→ EXERCISE DESCRIPTION
For each line below that includes the word "this", make a copy.

■ ■ ■ ■ ■ ■ ■

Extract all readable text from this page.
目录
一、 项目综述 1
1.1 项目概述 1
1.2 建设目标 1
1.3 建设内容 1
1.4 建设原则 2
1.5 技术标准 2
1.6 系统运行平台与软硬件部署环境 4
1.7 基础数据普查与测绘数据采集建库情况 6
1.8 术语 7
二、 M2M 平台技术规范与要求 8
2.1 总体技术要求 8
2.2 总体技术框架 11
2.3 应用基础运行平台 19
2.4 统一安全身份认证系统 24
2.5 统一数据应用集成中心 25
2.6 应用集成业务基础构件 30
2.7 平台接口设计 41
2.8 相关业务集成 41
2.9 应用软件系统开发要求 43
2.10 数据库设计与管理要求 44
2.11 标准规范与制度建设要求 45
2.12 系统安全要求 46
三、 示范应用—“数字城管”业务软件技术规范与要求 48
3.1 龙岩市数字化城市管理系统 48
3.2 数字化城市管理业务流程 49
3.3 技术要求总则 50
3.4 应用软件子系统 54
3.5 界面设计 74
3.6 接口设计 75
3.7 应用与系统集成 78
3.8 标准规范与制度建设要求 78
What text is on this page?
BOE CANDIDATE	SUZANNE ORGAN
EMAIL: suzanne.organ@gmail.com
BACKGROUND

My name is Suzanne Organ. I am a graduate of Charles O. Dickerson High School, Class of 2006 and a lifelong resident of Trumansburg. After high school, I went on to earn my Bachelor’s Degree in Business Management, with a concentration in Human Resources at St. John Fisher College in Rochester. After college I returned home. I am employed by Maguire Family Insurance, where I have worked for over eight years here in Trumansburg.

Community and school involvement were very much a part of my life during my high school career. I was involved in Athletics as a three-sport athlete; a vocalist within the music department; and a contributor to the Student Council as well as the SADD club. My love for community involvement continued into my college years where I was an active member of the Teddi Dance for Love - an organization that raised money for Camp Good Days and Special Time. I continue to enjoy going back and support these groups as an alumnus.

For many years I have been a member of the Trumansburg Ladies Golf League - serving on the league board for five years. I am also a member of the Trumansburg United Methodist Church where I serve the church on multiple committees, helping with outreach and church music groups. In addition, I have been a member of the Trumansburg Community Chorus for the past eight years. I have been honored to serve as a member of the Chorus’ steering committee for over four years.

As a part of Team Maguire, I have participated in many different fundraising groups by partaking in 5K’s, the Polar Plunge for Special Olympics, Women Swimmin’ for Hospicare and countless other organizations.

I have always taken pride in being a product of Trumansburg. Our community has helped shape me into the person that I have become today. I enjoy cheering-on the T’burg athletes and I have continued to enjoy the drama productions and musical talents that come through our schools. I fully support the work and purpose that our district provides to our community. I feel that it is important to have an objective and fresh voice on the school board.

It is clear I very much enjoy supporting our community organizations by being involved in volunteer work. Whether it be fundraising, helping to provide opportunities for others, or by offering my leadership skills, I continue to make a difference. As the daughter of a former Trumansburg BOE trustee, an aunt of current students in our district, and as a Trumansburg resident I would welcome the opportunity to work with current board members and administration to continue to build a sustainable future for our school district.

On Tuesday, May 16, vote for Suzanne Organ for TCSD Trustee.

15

■ ■ ■ ■ ■ ■ ■

→ CORRECT ANSWER
Extract all readable text from this page.
What text is on this page?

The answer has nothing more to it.